* BEGIN Material *
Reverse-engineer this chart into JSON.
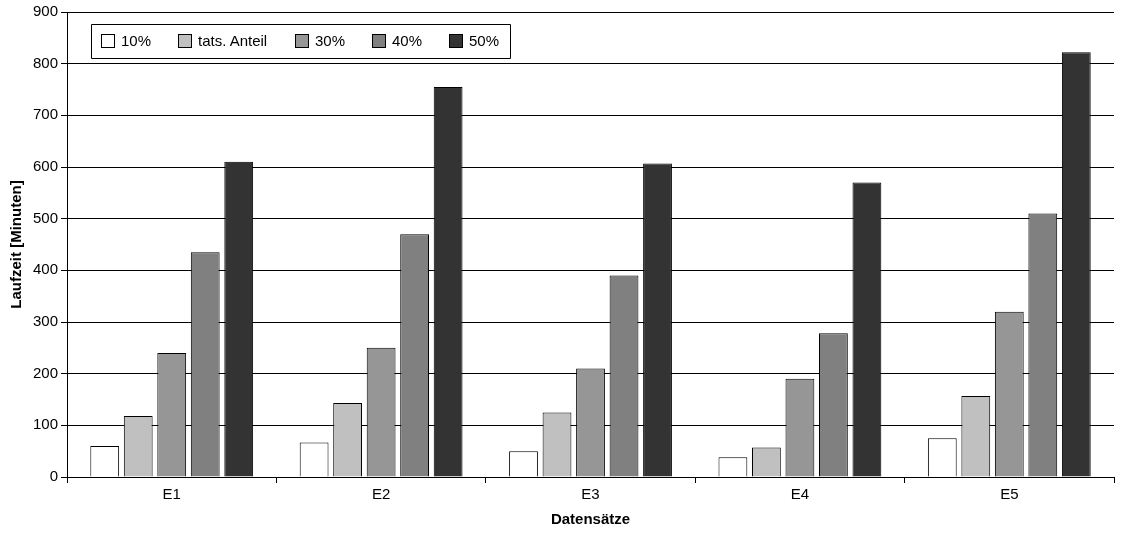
{
  "chart_data": {
    "type": "bar",
    "xlabel": "Datensätze",
    "ylabel": "Laufzeit [Minuten]",
    "categories": [
      "E1",
      "E2",
      "E3",
      "E4",
      "E5"
    ],
    "series": [
      {
        "name": "10%",
        "color": "#ffffff",
        "values": [
          60,
          67,
          50,
          38,
          75
        ]
      },
      {
        "name": "tats. Anteil",
        "color": "#c0c0c0",
        "values": [
          118,
          143,
          125,
          57,
          157
        ]
      },
      {
        "name": "30%",
        "color": "#969696",
        "values": [
          240,
          250,
          210,
          190,
          320
        ]
      },
      {
        "name": "40%",
        "color": "#808080",
        "values": [
          435,
          470,
          390,
          278,
          510
        ]
      },
      {
        "name": "50%",
        "color": "#333333",
        "values": [
          610,
          755,
          607,
          570,
          822
        ]
      }
    ],
    "ylim": [
      0,
      900
    ],
    "yticks": [
      0,
      100,
      200,
      300,
      400,
      500,
      600,
      700,
      800,
      900
    ],
    "grid": "y",
    "legend": "top left"
  }
}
* END Material *
• What is expected
Pictures in the data above should not be copied; transcribe everything else exactly.

• Reply to the exercise
Reverse-engineer this chart into JSON.
{
  "chart_data": {
    "type": "bar",
    "xlabel": "Datensätze",
    "ylabel": "Laufzeit [Minuten]",
    "categories": [
      "E1",
      "E2",
      "E3",
      "E4",
      "E5"
    ],
    "series": [
      {
        "name": "10%",
        "color": "#ffffff",
        "values": [
          60,
          67,
          50,
          38,
          75
        ]
      },
      {
        "name": "tats. Anteil",
        "color": "#c0c0c0",
        "values": [
          118,
          143,
          125,
          57,
          157
        ]
      },
      {
        "name": "30%",
        "color": "#969696",
        "values": [
          240,
          250,
          210,
          190,
          320
        ]
      },
      {
        "name": "40%",
        "color": "#808080",
        "values": [
          435,
          470,
          390,
          278,
          510
        ]
      },
      {
        "name": "50%",
        "color": "#333333",
        "values": [
          610,
          755,
          607,
          570,
          822
        ]
      }
    ],
    "ylim": [
      0,
      900
    ],
    "yticks": [
      0,
      100,
      200,
      300,
      400,
      500,
      600,
      700,
      800,
      900
    ],
    "grid": "y",
    "legend": "top left"
  }
}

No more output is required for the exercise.